What you have to do >> Examine each line of the data. Copy those that contain the string "monitoring".

Records provided >>
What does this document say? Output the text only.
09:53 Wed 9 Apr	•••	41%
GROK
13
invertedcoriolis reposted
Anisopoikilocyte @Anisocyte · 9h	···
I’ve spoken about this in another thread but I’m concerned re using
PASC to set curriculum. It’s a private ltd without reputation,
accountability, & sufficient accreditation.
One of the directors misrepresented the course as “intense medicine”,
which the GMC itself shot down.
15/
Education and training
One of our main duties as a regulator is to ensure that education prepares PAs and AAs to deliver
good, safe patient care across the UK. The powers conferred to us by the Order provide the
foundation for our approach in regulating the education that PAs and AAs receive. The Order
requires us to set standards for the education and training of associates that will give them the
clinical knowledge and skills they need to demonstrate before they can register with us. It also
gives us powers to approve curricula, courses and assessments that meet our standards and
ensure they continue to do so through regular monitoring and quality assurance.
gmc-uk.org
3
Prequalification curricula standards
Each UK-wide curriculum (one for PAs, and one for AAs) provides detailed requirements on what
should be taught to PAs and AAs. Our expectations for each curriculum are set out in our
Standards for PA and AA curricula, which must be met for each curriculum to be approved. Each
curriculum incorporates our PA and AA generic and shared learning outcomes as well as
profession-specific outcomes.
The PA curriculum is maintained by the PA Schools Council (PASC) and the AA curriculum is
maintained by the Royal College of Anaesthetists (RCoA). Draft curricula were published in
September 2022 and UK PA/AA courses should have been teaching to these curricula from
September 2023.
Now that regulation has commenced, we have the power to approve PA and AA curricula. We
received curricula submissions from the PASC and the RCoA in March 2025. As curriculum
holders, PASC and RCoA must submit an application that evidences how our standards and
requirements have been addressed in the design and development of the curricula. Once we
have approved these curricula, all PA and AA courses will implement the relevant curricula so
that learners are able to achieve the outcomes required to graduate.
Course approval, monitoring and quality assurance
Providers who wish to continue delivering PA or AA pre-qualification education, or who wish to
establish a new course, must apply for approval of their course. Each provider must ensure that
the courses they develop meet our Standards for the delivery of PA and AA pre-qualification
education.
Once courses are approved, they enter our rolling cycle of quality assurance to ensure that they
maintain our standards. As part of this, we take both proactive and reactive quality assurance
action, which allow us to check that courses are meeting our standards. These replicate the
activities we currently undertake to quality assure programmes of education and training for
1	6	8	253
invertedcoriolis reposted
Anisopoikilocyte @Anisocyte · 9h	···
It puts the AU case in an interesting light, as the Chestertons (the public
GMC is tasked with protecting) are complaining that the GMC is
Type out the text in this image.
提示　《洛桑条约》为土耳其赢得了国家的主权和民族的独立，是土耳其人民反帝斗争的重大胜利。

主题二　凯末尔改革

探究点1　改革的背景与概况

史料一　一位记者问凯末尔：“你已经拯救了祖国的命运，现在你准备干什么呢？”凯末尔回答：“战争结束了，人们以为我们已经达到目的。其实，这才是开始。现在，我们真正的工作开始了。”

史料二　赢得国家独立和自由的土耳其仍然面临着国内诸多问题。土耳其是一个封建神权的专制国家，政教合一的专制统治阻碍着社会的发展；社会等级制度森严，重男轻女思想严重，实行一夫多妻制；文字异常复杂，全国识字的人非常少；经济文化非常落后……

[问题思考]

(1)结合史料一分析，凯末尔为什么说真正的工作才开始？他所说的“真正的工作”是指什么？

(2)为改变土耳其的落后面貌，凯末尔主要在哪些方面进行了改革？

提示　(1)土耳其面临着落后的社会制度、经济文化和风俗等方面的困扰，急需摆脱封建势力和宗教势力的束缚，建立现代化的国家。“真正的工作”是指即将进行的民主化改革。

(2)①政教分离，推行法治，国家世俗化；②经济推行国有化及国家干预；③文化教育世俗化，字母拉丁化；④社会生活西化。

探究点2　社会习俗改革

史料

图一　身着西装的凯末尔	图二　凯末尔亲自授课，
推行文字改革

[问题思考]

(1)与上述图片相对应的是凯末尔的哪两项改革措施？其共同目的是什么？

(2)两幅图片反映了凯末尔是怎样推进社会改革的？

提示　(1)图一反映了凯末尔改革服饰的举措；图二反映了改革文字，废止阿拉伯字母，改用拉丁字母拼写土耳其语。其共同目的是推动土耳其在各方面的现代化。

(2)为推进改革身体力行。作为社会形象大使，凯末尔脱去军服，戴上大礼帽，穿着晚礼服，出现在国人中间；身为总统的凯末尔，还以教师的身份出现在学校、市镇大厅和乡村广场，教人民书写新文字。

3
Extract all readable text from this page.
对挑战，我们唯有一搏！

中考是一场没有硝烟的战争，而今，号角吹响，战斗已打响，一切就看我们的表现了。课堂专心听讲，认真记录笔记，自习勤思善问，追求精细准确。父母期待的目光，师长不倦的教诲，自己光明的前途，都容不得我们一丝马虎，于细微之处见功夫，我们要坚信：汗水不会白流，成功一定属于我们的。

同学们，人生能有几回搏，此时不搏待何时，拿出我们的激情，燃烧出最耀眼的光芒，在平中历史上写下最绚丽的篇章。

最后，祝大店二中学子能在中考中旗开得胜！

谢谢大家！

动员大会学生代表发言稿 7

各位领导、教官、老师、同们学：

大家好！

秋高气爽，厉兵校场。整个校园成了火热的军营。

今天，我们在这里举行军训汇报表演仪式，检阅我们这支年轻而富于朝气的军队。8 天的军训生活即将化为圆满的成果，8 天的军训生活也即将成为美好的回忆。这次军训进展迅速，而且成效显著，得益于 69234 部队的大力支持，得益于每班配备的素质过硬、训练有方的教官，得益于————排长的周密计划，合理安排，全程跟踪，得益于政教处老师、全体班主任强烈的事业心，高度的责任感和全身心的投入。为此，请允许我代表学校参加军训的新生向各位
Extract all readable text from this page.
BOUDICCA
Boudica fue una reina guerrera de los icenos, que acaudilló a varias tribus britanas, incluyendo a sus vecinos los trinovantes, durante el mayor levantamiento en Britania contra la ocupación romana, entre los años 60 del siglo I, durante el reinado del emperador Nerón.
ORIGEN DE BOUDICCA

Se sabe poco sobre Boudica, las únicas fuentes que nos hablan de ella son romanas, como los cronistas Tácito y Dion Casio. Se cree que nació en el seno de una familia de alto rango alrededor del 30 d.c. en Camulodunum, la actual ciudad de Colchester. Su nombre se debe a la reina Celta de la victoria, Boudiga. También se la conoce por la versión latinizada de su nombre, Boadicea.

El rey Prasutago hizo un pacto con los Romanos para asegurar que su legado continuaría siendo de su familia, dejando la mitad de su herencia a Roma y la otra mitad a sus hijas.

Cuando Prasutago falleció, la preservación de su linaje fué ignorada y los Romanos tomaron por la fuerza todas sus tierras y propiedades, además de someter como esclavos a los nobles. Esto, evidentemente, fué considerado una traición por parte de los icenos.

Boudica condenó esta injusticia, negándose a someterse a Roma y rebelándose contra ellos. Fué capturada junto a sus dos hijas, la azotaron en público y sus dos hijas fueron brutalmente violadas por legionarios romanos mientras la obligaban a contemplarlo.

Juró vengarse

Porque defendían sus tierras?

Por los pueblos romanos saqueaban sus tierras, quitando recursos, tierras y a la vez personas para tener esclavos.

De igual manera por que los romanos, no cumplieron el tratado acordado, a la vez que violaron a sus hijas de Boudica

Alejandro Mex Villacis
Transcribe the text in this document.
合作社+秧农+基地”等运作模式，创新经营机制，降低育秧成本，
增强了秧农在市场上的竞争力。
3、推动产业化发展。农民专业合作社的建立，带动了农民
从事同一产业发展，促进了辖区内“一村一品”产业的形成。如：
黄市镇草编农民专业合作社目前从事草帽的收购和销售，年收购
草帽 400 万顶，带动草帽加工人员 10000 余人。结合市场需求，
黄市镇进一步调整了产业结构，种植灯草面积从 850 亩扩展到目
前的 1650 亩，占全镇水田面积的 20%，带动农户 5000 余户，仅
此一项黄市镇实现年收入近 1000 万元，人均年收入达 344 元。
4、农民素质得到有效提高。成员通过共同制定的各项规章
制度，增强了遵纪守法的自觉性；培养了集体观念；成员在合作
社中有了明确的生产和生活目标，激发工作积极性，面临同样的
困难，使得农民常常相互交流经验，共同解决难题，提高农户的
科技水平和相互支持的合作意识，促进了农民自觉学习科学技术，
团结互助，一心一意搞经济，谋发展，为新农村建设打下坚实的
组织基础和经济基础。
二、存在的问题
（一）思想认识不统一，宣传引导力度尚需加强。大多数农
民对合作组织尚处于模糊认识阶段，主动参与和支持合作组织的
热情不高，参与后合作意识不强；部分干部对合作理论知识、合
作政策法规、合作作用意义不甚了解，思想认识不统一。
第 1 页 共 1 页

Solution for this problem >>
ensure they continue to do so through regular monitoring and quality assurance.
Course approval, monitoring and quality assurance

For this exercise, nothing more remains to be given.